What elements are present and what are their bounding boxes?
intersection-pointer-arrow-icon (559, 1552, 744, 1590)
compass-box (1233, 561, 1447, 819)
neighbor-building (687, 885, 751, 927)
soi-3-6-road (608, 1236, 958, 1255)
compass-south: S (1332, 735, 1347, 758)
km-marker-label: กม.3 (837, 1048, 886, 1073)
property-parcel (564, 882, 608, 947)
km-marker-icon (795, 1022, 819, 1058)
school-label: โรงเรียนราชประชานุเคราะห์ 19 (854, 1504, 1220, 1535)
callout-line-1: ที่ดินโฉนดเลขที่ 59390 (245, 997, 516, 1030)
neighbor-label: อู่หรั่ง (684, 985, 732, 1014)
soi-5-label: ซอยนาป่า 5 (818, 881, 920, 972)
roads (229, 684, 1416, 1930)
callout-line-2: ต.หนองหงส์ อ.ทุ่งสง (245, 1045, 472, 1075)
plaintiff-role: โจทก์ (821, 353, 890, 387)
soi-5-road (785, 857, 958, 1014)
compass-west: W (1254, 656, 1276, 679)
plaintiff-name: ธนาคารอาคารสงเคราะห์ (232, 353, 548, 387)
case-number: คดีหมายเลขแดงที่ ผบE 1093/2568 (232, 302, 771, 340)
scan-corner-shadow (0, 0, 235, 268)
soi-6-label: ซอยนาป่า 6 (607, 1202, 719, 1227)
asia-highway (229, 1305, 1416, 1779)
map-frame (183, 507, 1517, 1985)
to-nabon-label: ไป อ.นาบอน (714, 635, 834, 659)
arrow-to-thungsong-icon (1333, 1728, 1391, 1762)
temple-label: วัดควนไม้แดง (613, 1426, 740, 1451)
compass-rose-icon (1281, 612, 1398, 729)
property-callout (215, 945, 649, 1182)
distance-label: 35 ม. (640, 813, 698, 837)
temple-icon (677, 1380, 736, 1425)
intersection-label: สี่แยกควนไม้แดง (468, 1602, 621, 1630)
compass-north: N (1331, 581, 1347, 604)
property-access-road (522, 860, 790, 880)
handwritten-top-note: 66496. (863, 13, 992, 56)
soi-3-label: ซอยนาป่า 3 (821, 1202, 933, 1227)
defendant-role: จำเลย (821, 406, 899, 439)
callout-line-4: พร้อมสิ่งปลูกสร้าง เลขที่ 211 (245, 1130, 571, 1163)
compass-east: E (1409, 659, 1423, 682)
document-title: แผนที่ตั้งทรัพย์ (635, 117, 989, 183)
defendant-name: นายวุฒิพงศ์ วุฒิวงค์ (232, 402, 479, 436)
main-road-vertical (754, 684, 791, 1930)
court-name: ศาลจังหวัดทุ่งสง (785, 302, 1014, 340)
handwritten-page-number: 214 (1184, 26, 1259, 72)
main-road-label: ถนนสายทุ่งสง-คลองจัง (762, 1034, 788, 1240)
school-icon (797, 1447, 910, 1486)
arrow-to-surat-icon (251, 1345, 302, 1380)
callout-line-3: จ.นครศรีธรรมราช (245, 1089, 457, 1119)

# # # # # # #

### REQUIREMENTS
Please copy the items word for word from their first line through the line containing "callout-line-1: ที่ดินโฉนดเลขที่ 59390". Include both of those end lines.

### EXPECTED OUTPUT
What elements are present and what are their bounding boxes?
intersection-pointer-arrow-icon (559, 1552, 744, 1590)
compass-box (1233, 561, 1447, 819)
neighbor-building (687, 885, 751, 927)
soi-3-6-road (608, 1236, 958, 1255)
compass-south: S (1332, 735, 1347, 758)
km-marker-label: กม.3 (837, 1048, 886, 1073)
property-parcel (564, 882, 608, 947)
km-marker-icon (795, 1022, 819, 1058)
school-label: โรงเรียนราชประชานุเคราะห์ 19 (854, 1504, 1220, 1535)
callout-line-1: ที่ดินโฉนดเลขที่ 59390 (245, 997, 516, 1030)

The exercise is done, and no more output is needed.